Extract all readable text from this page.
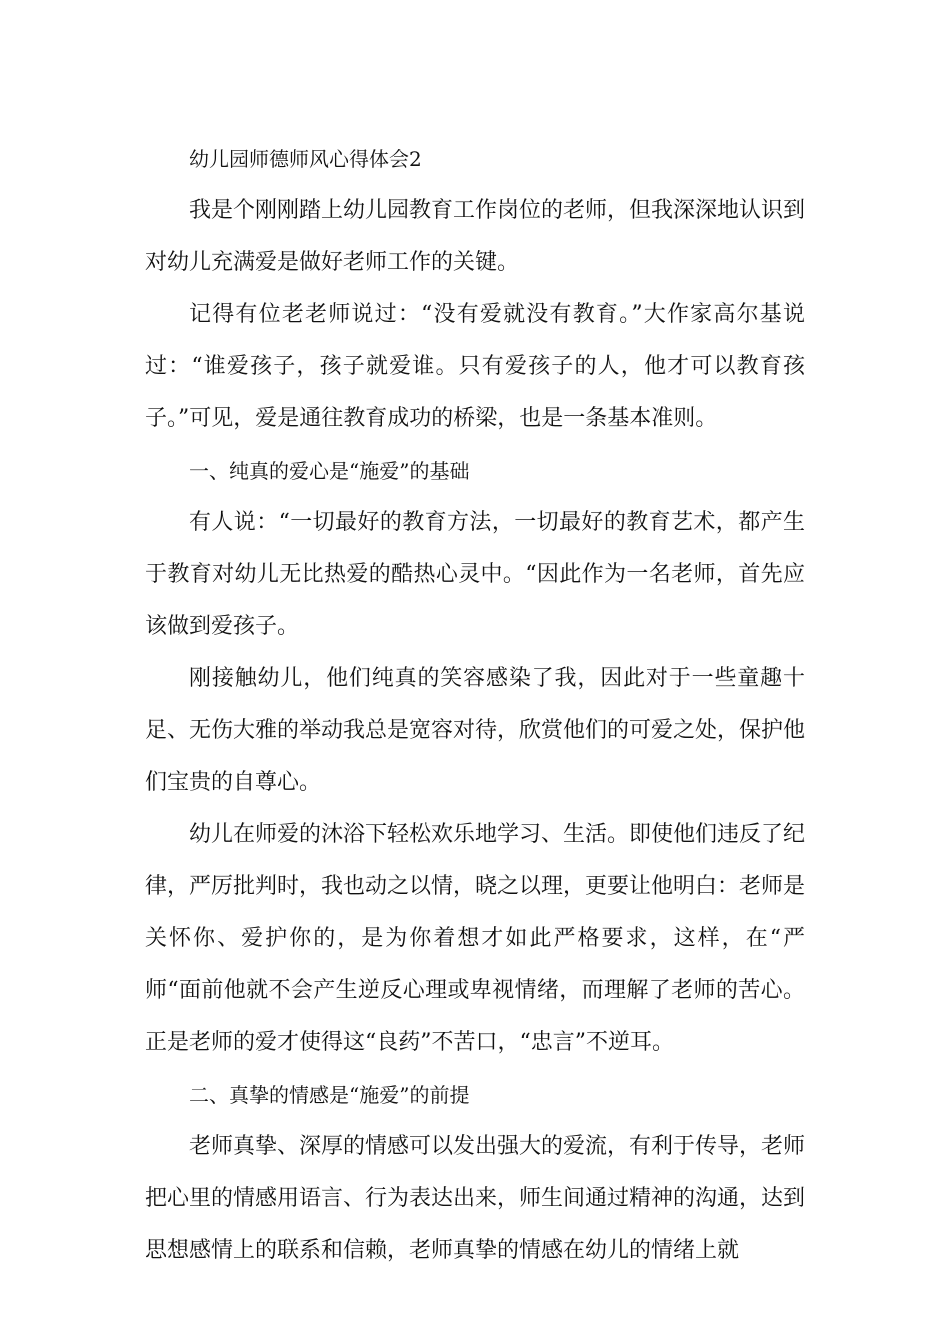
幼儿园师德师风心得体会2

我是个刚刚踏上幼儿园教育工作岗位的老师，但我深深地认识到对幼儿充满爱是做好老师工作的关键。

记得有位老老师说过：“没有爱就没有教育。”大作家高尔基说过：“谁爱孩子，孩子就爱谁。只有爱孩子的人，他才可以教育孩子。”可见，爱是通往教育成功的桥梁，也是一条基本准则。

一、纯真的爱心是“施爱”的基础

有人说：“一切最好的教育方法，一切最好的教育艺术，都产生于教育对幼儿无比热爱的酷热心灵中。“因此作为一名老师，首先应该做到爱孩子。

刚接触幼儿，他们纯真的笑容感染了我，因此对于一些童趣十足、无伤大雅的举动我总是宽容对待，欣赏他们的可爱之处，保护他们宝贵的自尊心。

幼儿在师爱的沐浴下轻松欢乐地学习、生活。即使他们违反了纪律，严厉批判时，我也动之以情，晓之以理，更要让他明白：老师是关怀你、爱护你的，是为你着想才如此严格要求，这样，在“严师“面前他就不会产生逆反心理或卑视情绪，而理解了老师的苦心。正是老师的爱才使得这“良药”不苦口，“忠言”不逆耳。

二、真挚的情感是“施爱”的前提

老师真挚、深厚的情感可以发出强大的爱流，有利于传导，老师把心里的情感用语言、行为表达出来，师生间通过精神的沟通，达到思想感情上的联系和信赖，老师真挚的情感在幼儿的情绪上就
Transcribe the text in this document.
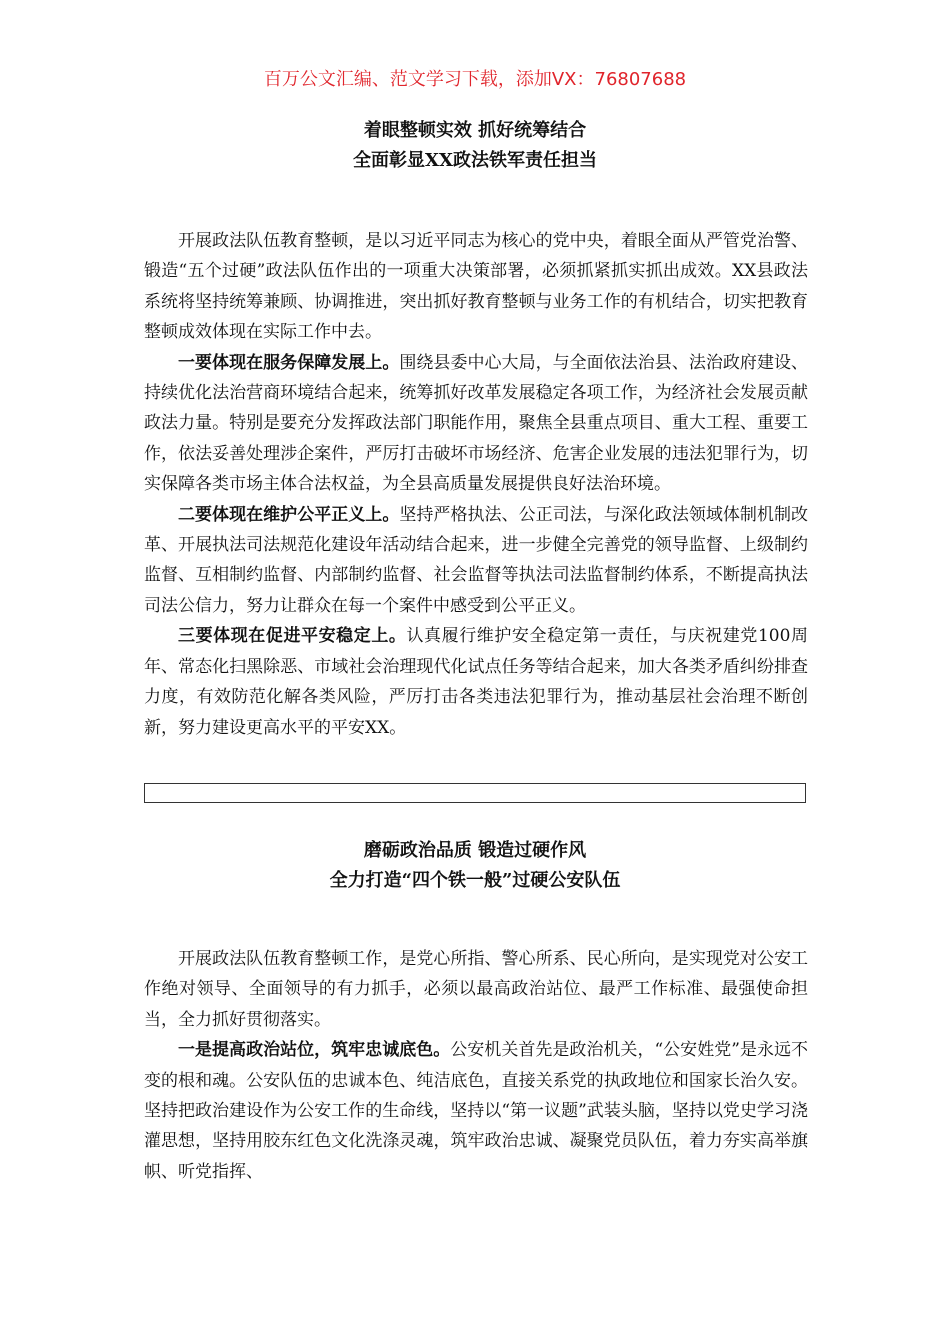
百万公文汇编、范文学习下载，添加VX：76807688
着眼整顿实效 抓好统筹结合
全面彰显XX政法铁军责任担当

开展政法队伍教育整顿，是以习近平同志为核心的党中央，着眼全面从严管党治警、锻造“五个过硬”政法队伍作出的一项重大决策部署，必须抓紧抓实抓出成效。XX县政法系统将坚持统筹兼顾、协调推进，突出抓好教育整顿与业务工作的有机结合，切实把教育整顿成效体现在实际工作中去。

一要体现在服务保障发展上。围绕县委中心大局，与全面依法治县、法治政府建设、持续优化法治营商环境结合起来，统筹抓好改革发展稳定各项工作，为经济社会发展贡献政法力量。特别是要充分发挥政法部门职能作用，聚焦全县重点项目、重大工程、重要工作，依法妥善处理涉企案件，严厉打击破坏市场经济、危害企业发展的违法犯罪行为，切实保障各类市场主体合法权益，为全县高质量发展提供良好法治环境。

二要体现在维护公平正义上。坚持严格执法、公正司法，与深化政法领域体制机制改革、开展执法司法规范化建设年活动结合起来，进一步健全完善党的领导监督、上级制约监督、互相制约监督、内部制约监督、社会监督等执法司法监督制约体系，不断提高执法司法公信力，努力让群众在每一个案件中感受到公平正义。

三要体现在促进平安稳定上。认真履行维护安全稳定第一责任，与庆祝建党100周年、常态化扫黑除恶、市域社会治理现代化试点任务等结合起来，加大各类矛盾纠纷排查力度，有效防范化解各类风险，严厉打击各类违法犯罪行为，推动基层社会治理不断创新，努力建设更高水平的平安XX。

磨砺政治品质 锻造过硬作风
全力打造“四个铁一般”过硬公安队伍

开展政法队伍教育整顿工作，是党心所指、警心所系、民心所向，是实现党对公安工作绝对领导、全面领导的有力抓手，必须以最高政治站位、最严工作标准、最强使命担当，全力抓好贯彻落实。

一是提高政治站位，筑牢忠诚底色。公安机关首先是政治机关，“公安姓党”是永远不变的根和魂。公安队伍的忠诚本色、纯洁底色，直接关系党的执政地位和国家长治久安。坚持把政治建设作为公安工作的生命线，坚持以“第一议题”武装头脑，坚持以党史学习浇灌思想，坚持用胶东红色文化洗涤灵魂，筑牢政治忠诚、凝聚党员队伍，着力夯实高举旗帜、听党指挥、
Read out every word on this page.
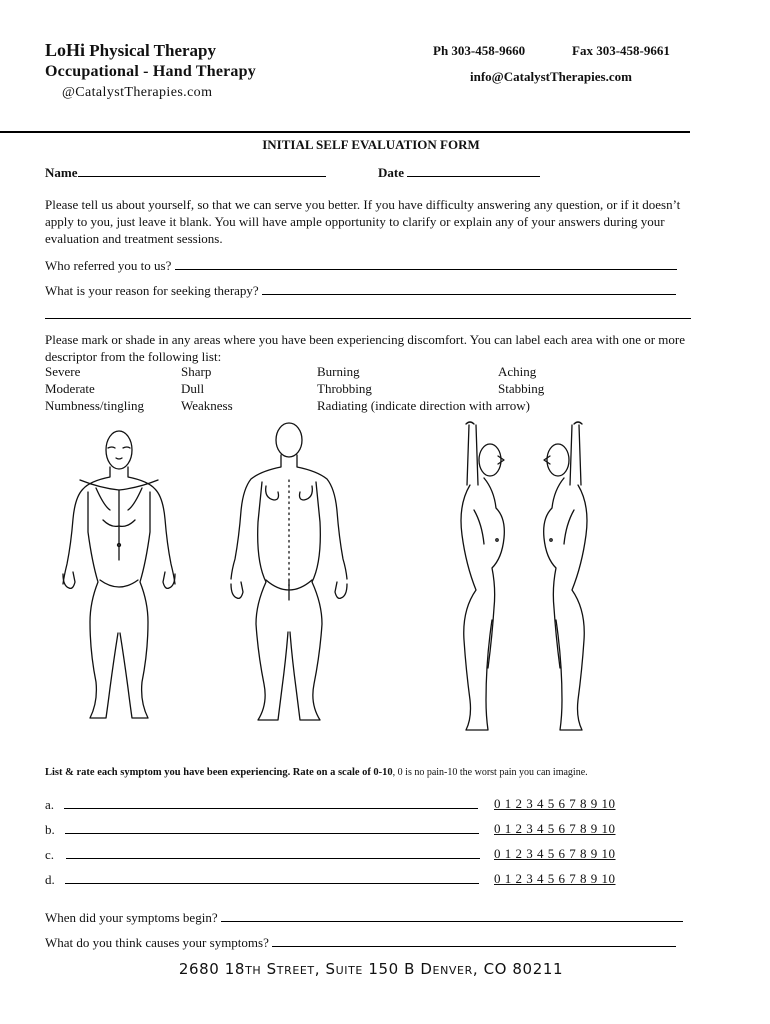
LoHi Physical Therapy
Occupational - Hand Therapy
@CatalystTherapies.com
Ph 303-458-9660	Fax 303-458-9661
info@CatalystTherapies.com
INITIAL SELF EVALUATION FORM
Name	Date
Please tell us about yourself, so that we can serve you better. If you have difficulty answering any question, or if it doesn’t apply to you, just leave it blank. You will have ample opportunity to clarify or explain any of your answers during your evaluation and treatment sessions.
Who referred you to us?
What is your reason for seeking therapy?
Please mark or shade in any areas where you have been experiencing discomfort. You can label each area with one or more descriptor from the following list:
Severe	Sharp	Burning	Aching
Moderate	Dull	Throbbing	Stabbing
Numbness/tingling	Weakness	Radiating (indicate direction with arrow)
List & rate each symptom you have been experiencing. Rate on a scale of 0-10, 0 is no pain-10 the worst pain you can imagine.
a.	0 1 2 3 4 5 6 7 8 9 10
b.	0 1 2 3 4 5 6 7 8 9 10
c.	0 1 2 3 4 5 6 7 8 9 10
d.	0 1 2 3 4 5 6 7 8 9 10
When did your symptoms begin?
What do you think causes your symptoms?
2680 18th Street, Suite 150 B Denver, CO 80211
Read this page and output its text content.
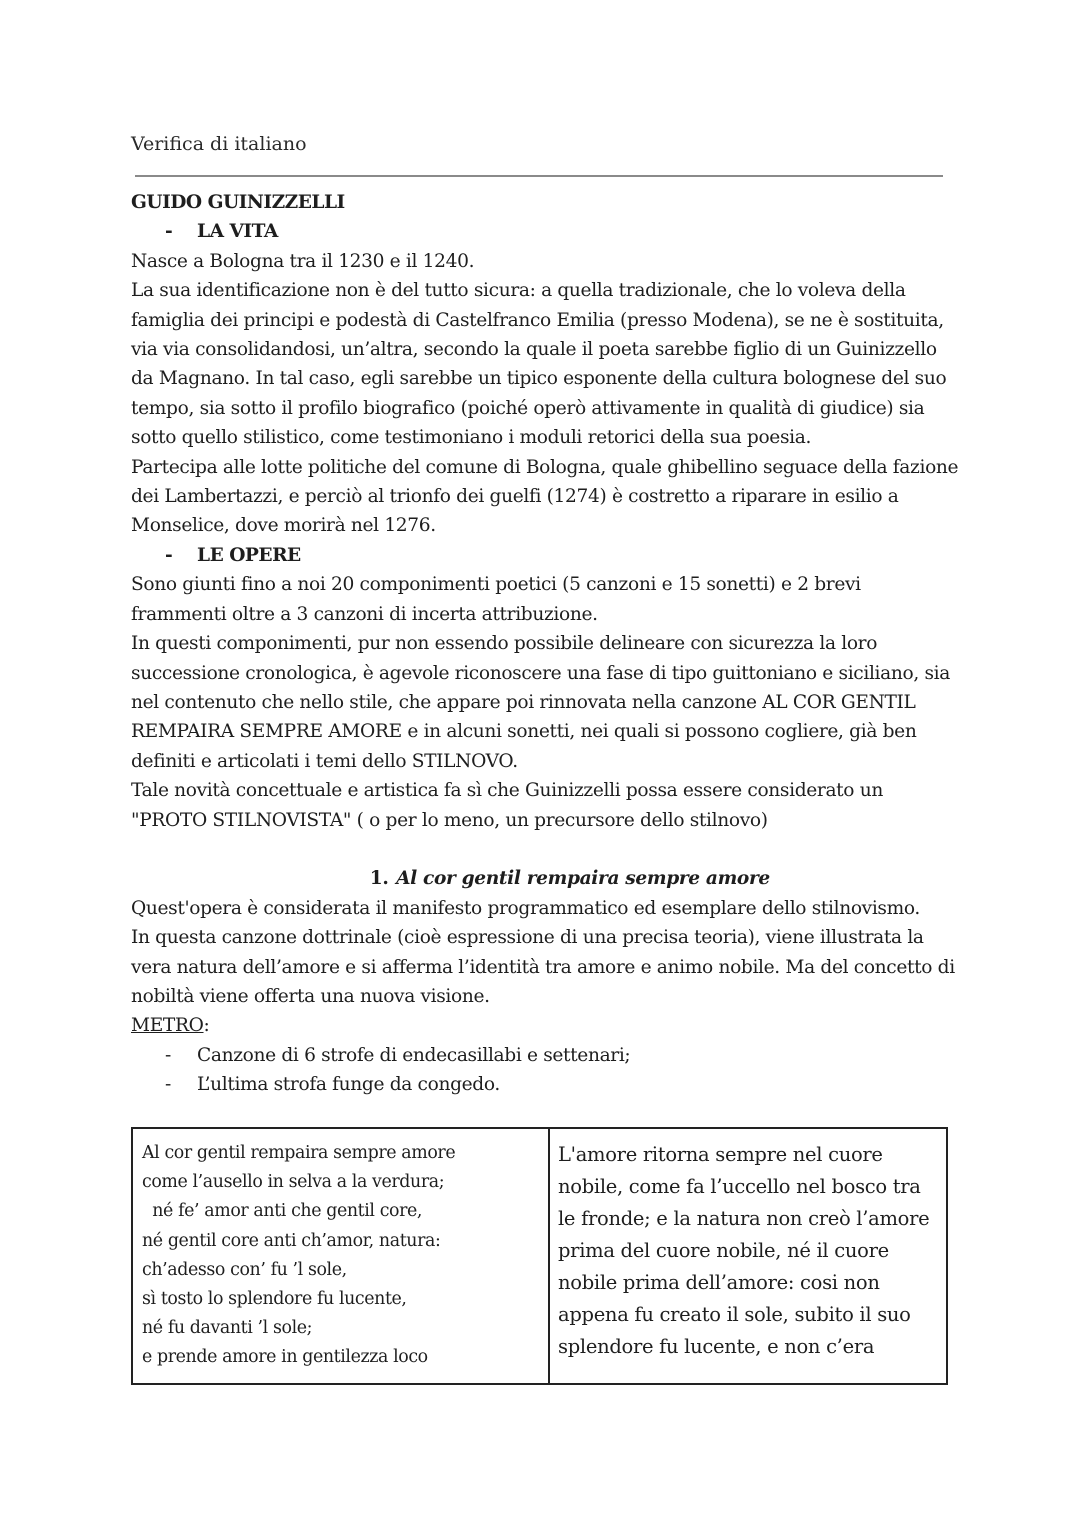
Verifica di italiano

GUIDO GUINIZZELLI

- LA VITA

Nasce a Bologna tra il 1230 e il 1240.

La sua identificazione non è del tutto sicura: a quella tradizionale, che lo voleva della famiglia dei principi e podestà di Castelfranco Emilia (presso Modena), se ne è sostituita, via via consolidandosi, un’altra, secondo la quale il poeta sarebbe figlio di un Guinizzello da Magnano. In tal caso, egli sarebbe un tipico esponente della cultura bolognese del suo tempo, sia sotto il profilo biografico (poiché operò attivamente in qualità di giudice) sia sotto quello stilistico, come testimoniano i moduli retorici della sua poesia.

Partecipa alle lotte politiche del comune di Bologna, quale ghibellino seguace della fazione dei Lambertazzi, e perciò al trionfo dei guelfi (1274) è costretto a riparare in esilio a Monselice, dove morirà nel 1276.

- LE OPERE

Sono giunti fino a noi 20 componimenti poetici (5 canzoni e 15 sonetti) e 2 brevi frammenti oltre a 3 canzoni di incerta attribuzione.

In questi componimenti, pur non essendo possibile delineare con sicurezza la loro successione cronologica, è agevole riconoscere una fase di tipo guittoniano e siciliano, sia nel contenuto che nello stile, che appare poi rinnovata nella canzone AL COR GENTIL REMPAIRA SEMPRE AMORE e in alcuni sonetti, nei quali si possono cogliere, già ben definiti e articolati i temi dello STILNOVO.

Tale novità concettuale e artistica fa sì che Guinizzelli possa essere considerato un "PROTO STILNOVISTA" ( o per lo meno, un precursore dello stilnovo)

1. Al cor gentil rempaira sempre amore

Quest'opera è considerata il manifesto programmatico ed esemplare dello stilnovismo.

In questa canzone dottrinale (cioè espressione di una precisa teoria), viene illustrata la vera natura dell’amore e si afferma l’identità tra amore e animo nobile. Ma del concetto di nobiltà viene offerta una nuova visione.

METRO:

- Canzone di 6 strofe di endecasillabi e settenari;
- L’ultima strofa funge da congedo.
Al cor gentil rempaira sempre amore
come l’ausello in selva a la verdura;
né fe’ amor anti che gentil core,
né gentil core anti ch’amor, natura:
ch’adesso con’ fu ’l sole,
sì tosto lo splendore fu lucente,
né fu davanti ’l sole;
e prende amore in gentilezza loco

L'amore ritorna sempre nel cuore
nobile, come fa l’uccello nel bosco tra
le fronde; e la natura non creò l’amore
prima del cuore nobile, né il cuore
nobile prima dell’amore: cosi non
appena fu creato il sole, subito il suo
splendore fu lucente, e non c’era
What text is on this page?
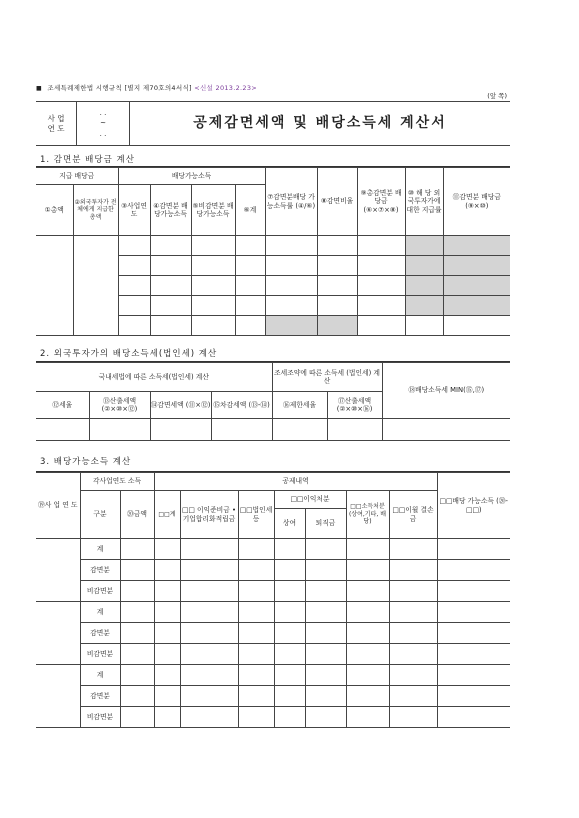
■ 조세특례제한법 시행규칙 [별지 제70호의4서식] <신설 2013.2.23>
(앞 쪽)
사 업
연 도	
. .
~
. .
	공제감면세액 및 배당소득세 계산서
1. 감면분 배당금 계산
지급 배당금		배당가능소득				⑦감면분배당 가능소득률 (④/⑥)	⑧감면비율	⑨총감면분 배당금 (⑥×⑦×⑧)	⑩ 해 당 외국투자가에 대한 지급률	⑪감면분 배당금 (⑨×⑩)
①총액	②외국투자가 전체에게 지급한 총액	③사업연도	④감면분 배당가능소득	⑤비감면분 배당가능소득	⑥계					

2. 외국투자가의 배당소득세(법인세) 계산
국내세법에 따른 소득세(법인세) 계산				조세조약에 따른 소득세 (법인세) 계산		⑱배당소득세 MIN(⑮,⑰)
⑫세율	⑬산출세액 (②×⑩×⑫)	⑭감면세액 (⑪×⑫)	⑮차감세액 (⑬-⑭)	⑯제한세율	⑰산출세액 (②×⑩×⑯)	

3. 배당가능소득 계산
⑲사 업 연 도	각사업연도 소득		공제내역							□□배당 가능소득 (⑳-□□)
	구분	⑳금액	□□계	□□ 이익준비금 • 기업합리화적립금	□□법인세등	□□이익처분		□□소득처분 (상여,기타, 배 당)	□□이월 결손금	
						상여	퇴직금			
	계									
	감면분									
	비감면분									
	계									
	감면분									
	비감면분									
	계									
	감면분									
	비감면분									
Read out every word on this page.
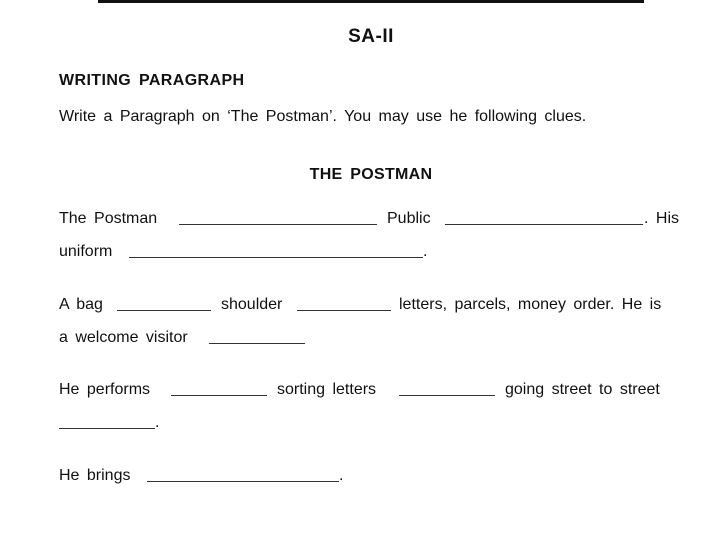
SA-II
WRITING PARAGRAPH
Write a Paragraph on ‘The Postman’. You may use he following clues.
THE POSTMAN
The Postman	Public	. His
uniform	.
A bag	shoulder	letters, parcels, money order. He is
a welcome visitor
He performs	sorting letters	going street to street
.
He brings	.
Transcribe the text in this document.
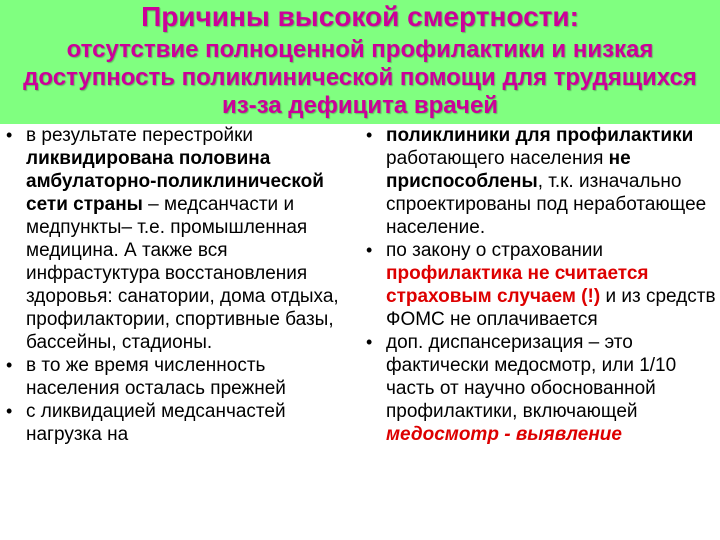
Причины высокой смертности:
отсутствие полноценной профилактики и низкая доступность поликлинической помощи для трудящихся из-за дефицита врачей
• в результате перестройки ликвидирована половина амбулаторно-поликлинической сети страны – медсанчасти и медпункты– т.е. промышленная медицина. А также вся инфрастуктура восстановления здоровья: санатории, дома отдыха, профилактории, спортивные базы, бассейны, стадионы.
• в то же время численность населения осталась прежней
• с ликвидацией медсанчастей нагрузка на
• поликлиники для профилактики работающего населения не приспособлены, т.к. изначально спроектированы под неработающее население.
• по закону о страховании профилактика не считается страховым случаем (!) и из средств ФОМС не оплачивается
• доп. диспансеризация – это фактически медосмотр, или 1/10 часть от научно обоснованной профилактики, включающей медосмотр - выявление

**Problem description**
Determine the number of lines in the records that include the string "experiencing", and respond with that number only.

**Result**
2